> [PROBLEMS AND TASKS]
1 > In the VirtIO mailing-list message below, what is ongoing GPU development moving to from the VirGL OpenGL encapsulation?
2 > Continue the VirtIO mailing-list message below from its last sentence.

> [DOCUMENT EXCERPT]
2022-05-31 8:07 [virtio-comment] Next VirtIO device for Project Stratos? Alex Bennée
2022-06-06 9:35 ` Bradford, Robert
[not found] ` <80aace95-6c39-c7b9-61ba-70d60bcd08b2@quicinc.com>
@ 2022-09-03 7:43 ` Alyssa Ross
2022-09-05 15:22 ` [virtio-comment] " Alex Bennée
2022-09-05 20:27 ` [virtio-comment] " Stefan Hajnoczi
2 siblings, 2 replies; 12+ messages in thread
From: Alyssa Ross @ 2022-09-03 7:43 UTC (permalink / raw)
To: Alex Bennée, stratos-dev, virtio-dev,
virtio-comment@lists.oasis-open.org
Cc: Viresh Kumar, Mathieu Poirier, Mike Holmes, Matt Spencer,
Peter Griffin, Dan Milea, Bill Mills, Francois Ozog,
Johannes Berg, Gerd Hoffmann, Arnd Bergmann, Christian Pinto,
Namhyung Kim, Petre Eftime, Peter Hilber, Marcel Holtmann,
Michael S. Tsirkin, Stefan Hajnoczi, Puck Meerburg
[-- Attachment #1: Type: text/plain, Size: 2993 bytes --]
Hi Alex and everyone else, just catching up on some mail and wanted to
clarify some things:
Alex Bennée <alex.bennee@linaro.org> writes:
> This email is driven by a brain storming session at a recent sprint
> where we considered what VirtIO devices we should look at implementing
> next. I ended up going through all the assigned device IDs hunting for
> missing spec discussion and existing drivers so I'd welcome feedback
> from anybody actively using them - especially as my suppositions about
> device types I'm not familiar with may be way off!
>
> [...snip...]
>
> GPU device / 16
> ---------------
>
> This is now a fairly mature part of the spec and has implementations is
> the kernel, QEMU and a vhost-user backend. However as is commensurate
> with the complexity of GPUs there is ongoing development moving from the
> VirGL OpenGL encapsulation to a thing called GFXSTREAM which is meant to
> make some things easier.

> [ENTRIES SHOWN]
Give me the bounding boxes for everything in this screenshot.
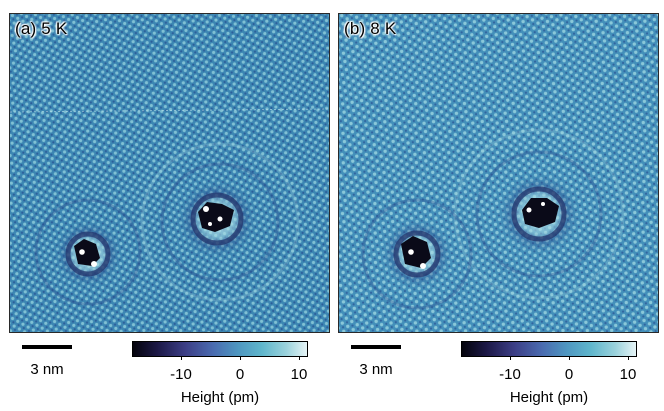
- colorbar-b-tick: [628, 356, 629, 360]
- colorbar-b-tick-label: -10: [499, 366, 521, 383]
- scale-bar-b-label: 3 nm: [359, 361, 393, 378]
- colorbar-b-tick-label: 0: [564, 366, 574, 383]
- panel-a-label: (a) 5 K: [15, 19, 68, 38]
- colorbar-a-tick-label: -10: [170, 366, 192, 383]
- colorbar-a-tick: [299, 356, 300, 360]
- colorbar-b-title: Height (pm): [509, 389, 589, 406]
- colorbar-a-tick-label: 0: [235, 366, 245, 383]
- scale-bar-a: [22, 345, 72, 349]
- colorbar-b-tick: [569, 356, 570, 360]
- scale-bar-a-label: 3 nm: [30, 361, 64, 378]
- panel-b-label: (b) 8 K: [344, 19, 397, 38]
- stm-topography-b: [339, 14, 658, 332]
- colorbar-b: [461, 341, 637, 357]
- colorbar-a-tick-label: 10: [290, 366, 308, 383]
- colorbar-a-title: Height (pm): [180, 389, 260, 406]
- stm-topography-a: [10, 14, 329, 332]
- colorbar-b-tick: [510, 356, 511, 360]
- colorbar-a: [132, 341, 308, 357]
- colorbar-a-tick: [181, 356, 182, 360]
- stm-image-5k: (a) 5 K: [9, 13, 330, 333]
- colorbar-a-tick: [240, 356, 241, 360]
- scale-bar-b: [351, 345, 401, 349]
- stm-image-8k: (b) 8 K: [338, 13, 659, 333]
- colorbar-b-tick-label: 10: [619, 366, 637, 383]
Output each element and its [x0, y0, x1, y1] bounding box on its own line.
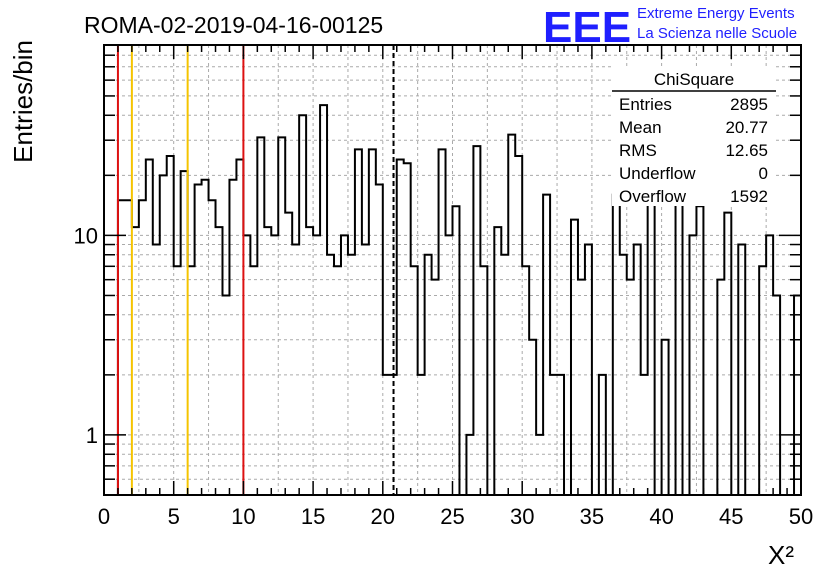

> [ANSWERS]
1 > GFXSTREAM

2 >
>
> A potential area of interest here is working out what the differences
> are in use cases between virtio-gpu and virtio-wayland. virtio-wayland
> is currently a ChromeOS only invention so hasn't seen any upstreaming or
> specification work but may make more sense where multiple VMs are
> drawing only elements of a final display which is composited by a master
> program. For further reading see Alyssa's write-up:
>
> https://alyssa.is/using-virtio-wl/
>
> I'm not sure how widely used the existing vhost-user backend is for
> virtio-gpu but it could present an opportunity for a more beefy rust-vmm
> backend implementation?
As I understand it, virtio-wayland is effectively deprecated in favour
of sending Wayland messages over cross-domain virtio-gpu contexts. It's
possible to do this now with an upstream kernel, whereas virtio-wayland
always required a custom driver in the Chromium kernel.
But crosvm is still the only implementation of a virtio-gpu device that
supports Wayland over cross-domain contexts, so it would be great to see
a more generic implementation. Especially because, while crosvm can
share its virtio-gpu device over vhost-user, it does so in a way that's
incompatible with the standardised vhost-user-gpu as implemented by
QEMU. When I asked the crosvm developers in their Matrix channel what
it would take to use the standard vhost-user-gpu variant, they said that
the standard variant was lacking functionality they needed, like mapping
and unmapping GPU buffers into the guest.
So if we wanted to push forward with getting making Wayland over
virttio-gpu less crosvm specific, I suppose the first step would be to
figure out with the crosvm developers what functionality is missing in
the vhost-user-gpu protocol. That would then make it possible to use
crosvm's device (with the Wayland support) with other VMMs like QEMU.
(CCing my colleage Puck, who has also been working with me on getting
Wayland over virtio-gpu up and running outside of Chrome OS.)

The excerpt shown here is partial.